Write the material out again in full, word for word. Do not include the pictures.

(Stored records)
────────────────
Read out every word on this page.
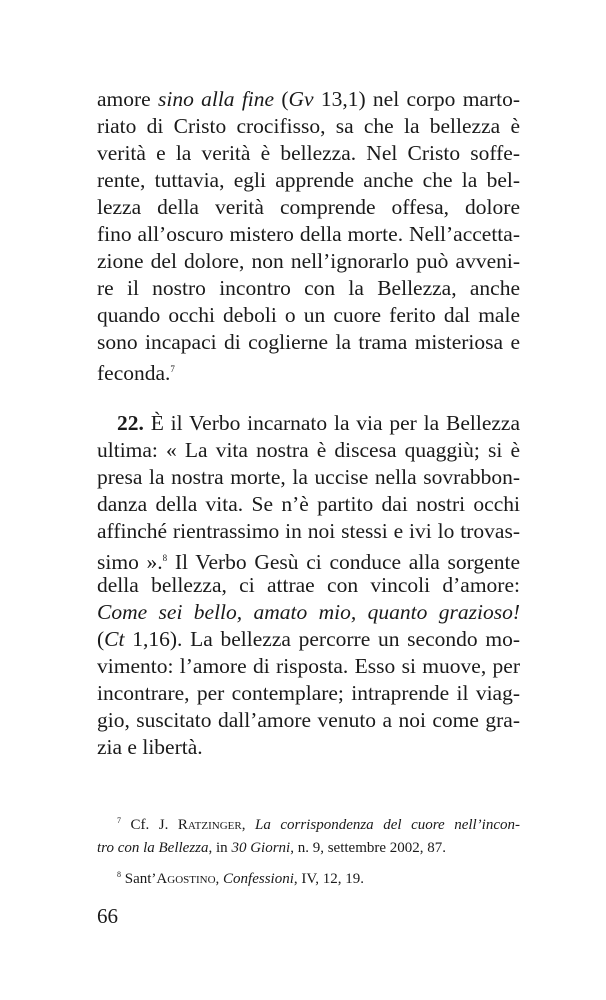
amore sino alla fine (Gv 13,1) nel corpo marto-
riato di Cristo crocifisso, sa che la bellezza è
verità e la verità è bellezza. Nel Cristo soffe-
rente, tuttavia, egli apprende anche che la bel-
lezza della verità comprende offesa, dolore
fino all’oscuro mistero della morte. Nell’accetta-
zione del dolore, non nell’ignorarlo può avveni-
re il nostro incontro con la Bellezza, anche
quando occhi deboli o un cuore ferito dal male
sono incapaci di coglierne la trama misteriosa e
feconda.$^7$
22. È il Verbo incarnato la via per la Bellezza
ultima: « La vita nostra è discesa quaggiù; si è
presa la nostra morte, la uccise nella sovrabbon-
danza della vita. Se n’è partito dai nostri occhi
affinché rientrassimo in noi stessi e ivi lo trovas-
simo ».$^8$ Il Verbo Gesù ci conduce alla sorgente
della bellezza, ci attrae con vincoli d’amore:
Come sei bello, amato mio, quanto grazioso!
(Ct 1,16). La bellezza percorre un secondo mo-
vimento: l’amore di risposta. Esso si muove, per
incontrare, per contemplare; intraprende il viag-
gio, suscitato dall’amore venuto a noi come gra-
zia e libertà.
$^7$ Cf. J. Ratzinger, La corrispondenza del cuore nell’incon-
tro con la Bellezza, in 30 Giorni, n. 9, settembre 2002, 87.
$^8$ Sant’Agostino, Confessioni, IV, 12, 19.
66
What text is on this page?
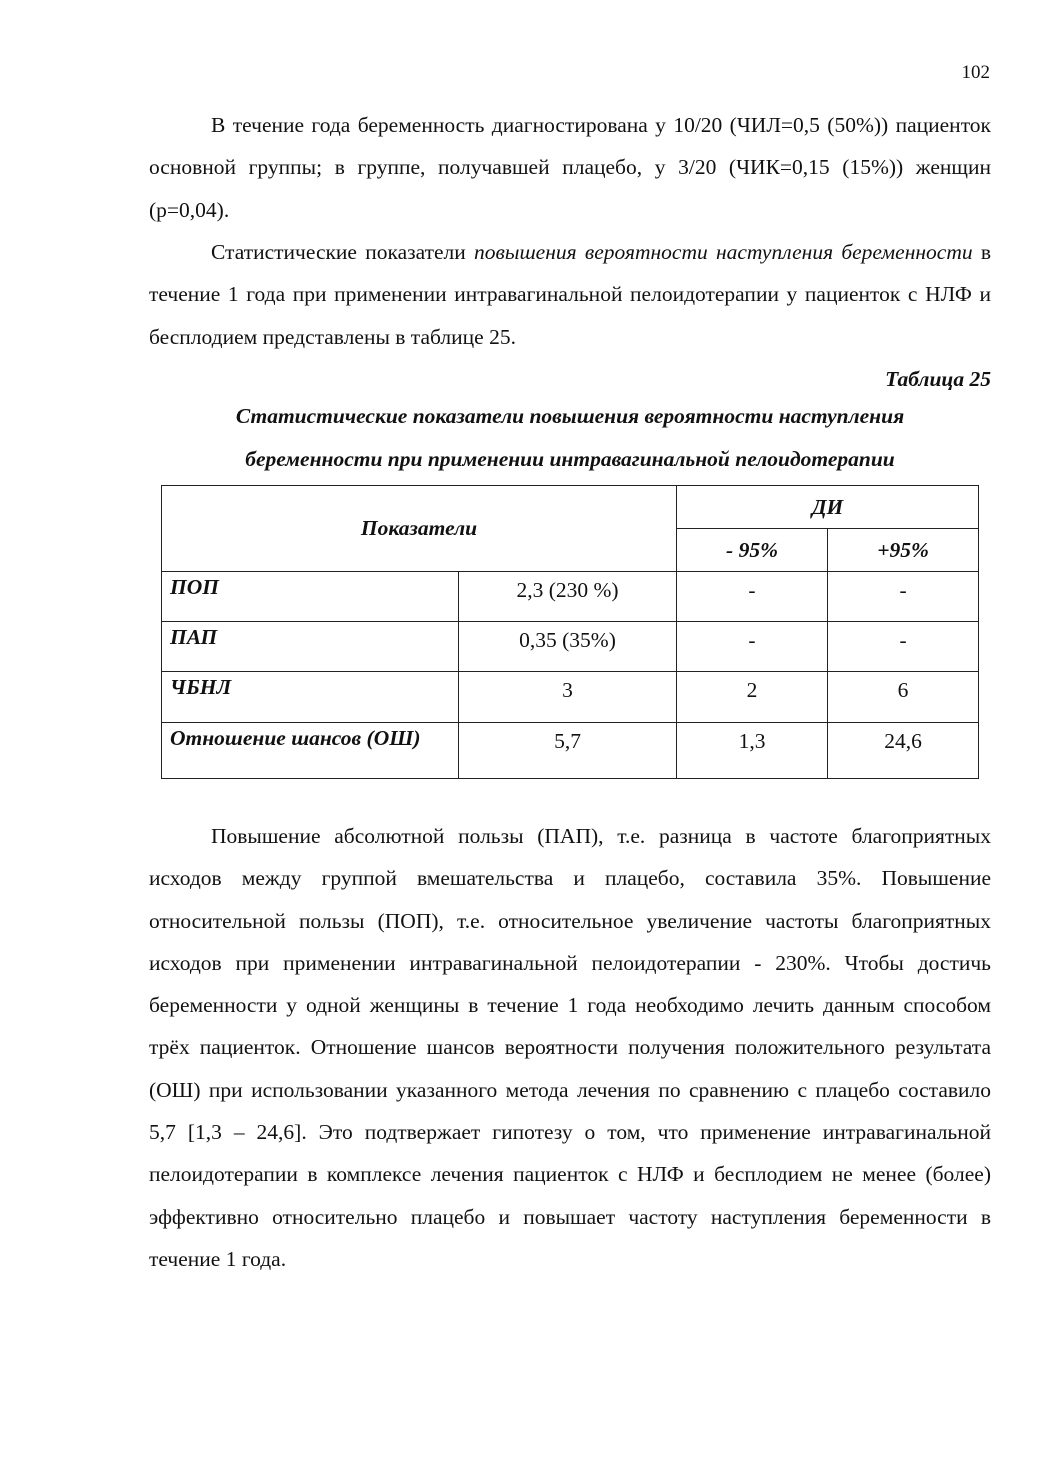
102

В течение года беременность диагностирована у 10/20 (ЧИЛ=0,5 (50%)) пациенток основной группы; в группе, получавшей плацебо, у 3/20 (ЧИК=0,15 (15%)) женщин (р=0,04).

Статистические показатели повышения вероятности наступления беременности в течение 1 года при применении интравагинальной пелоидотерапии у пациенток с НЛФ и бесплодием представлены в таблице 25.

Таблица 25
Статистические показатели повышения вероятности наступления
беременности при применении интравагинальной пелоидотерапии
Показатели		ДИ	
		- 95%	+95%
ПОП	2,3 (230 %)	-	-
ПАП	0,35 (35%)	-	-
ЧБНЛ	3	2	6
Отношение шансов (ОШ)	5,7	1,3	24,6

Повышение абсолютной пользы (ПАП), т.е. разница в частоте благоприятных исходов между группой вмешательства и плацебо, составила 35%. Повышение относительной пользы (ПОП), т.е. относительное увеличение частоты благоприятных исходов при применении интравагинальной пелоидотерапии - 230%. Чтобы достичь беременности у одной женщины в течение 1 года необходимо лечить данным способом трёх пациенток. Отношение шансов вероятности получения положительного результата (ОШ) при использовании указанного метода лечения по сравнению с плацебо составило 5,7 [1,3 – 24,6]. Это подтвержает гипотезу о том, что применение интравагинальной пелоидотерапии в комплексе лечения пациенток с НЛФ и бесплодием не менее (более) эффективно относительно плацебо и повышает частоту наступления беременности в течение 1 года.
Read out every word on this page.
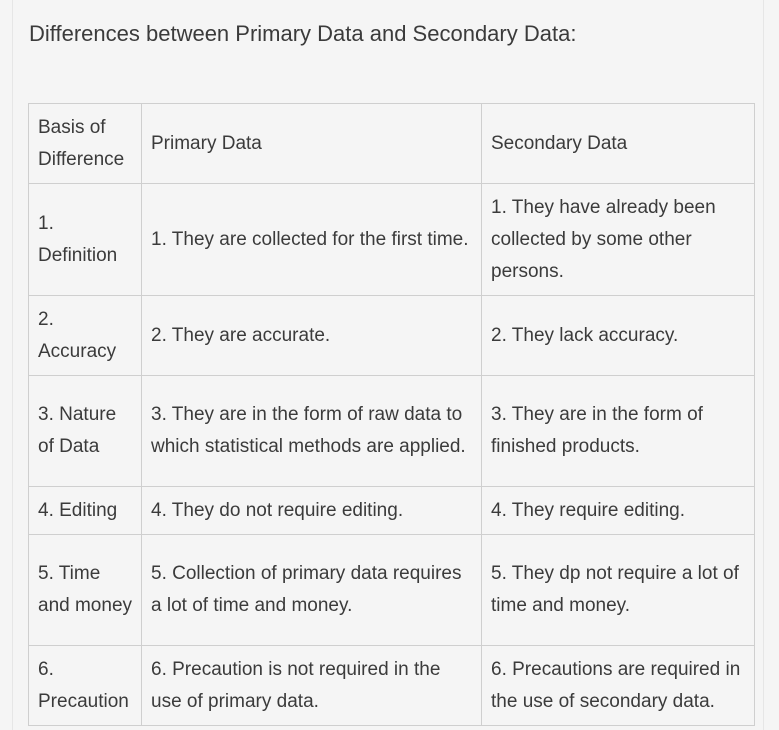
Differences between Primary Data and Secondary Data:
Basis of Difference	Primary Data	Secondary Data
1. Definition	1. They are collected for the first time.	1. They have already been collected by some other persons.
2. Accuracy	2. They are accurate.	2. They lack accuracy.
3. Nature of Data	3. They are in the form of raw data to which statistical methods are applied.	3. They are in the form of finished products.
4. Editing	4. They do not require editing.	4. They require editing.
5. Time and money	5. Collection of primary data requires a lot of time and money.	5. They dp not require a lot of time and money.
6. Precaution	6. Precaution is not required in the use of primary data.	6. Precautions are required in the use of secondary data.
────────────────
■ Complete response ■
Read out every word on this page.
amore sino alla fine (Gv 13,1) nel corpo marto-
riato di Cristo crocifisso, sa che la bellezza è
verità e la verità è bellezza. Nel Cristo soffe-
rente, tuttavia, egli apprende anche che la bel-
lezza della verità comprende offesa, dolore
fino all’oscuro mistero della morte. Nell’accetta-
zione del dolore, non nell’ignorarlo può avveni-
re il nostro incontro con la Bellezza, anche
quando occhi deboli o un cuore ferito dal male
sono incapaci di coglierne la trama misteriosa e
feconda.$^7$
22. È il Verbo incarnato la via per la Bellezza
ultima: « La vita nostra è discesa quaggiù; si è
presa la nostra morte, la uccise nella sovrabbon-
danza della vita. Se n’è partito dai nostri occhi
affinché rientrassimo in noi stessi e ivi lo trovas-
simo ».$^8$ Il Verbo Gesù ci conduce alla sorgente
della bellezza, ci attrae con vincoli d’amore:
Come sei bello, amato mio, quanto grazioso!
(Ct 1,16). La bellezza percorre un secondo mo-
vimento: l’amore di risposta. Esso si muove, per
incontrare, per contemplare; intraprende il viag-
gio, suscitato dall’amore venuto a noi come gra-
zia e libertà.
$^7$ Cf. J. Ratzinger, La corrispondenza del cuore nell’incon-
tro con la Bellezza, in 30 Giorni, n. 9, settembre 2002, 87.
$^8$ Sant’Agostino, Confessioni, IV, 12, 19.
66
What text is on this page?
102

В течение года беременность диагностирована у 10/20 (ЧИЛ=0,5 (50%)) пациенток основной группы; в группе, получавшей плацебо, у 3/20 (ЧИК=0,15 (15%)) женщин (р=0,04).

Статистические показатели повышения вероятности наступления беременности в течение 1 года при применении интравагинальной пелоидотерапии у пациенток с НЛФ и бесплодием представлены в таблице 25.

Таблица 25
Статистические показатели повышения вероятности наступления
беременности при применении интравагинальной пелоидотерапии
Показатели		ДИ	
		- 95%	+95%
ПОП	2,3 (230 %)	-	-
ПАП	0,35 (35%)	-	-
ЧБНЛ	3	2	6
Отношение шансов (ОШ)	5,7	1,3	24,6

Повышение абсолютной пользы (ПАП), т.е. разница в частоте благоприятных исходов между группой вмешательства и плацебо, составила 35%. Повышение относительной пользы (ПОП), т.е. относительное увеличение частоты благоприятных исходов при применении интравагинальной пелоидотерапии - 230%. Чтобы достичь беременности у одной женщины в течение 1 года необходимо лечить данным способом трёх пациенток. Отношение шансов вероятности получения положительного результата (ОШ) при использовании указанного метода лечения по сравнению с плацебо составило 5,7 [1,3 – 24,6]. Это подтвержает гипотезу о том, что применение интравагинальной пелоидотерапии в комплексе лечения пациенток с НЛФ и бесплодием не менее (более) эффективно относительно плацебо и повышает частоту наступления беременности в течение 1 года.
Read out every word on this page.
Differences between Primary Data and Secondary Data:
Basis of Difference	Primary Data	Secondary Data
1. Definition	1. They are collected for the first time.	1. They have already been collected by some other persons.
2. Accuracy	2. They are accurate.	2. They lack accuracy.
3. Nature of Data	3. They are in the form of raw data to which statistical methods are applied.	3. They are in the form of finished products.
4. Editing	4. They do not require editing.	4. They require editing.
5. Time and money	5. Collection of primary data requires a lot of time and money.	5. They dp not require a lot of time and money.
6. Precaution	6. Precaution is not required in the use of primary data.	6. Precautions are required in the use of secondary data.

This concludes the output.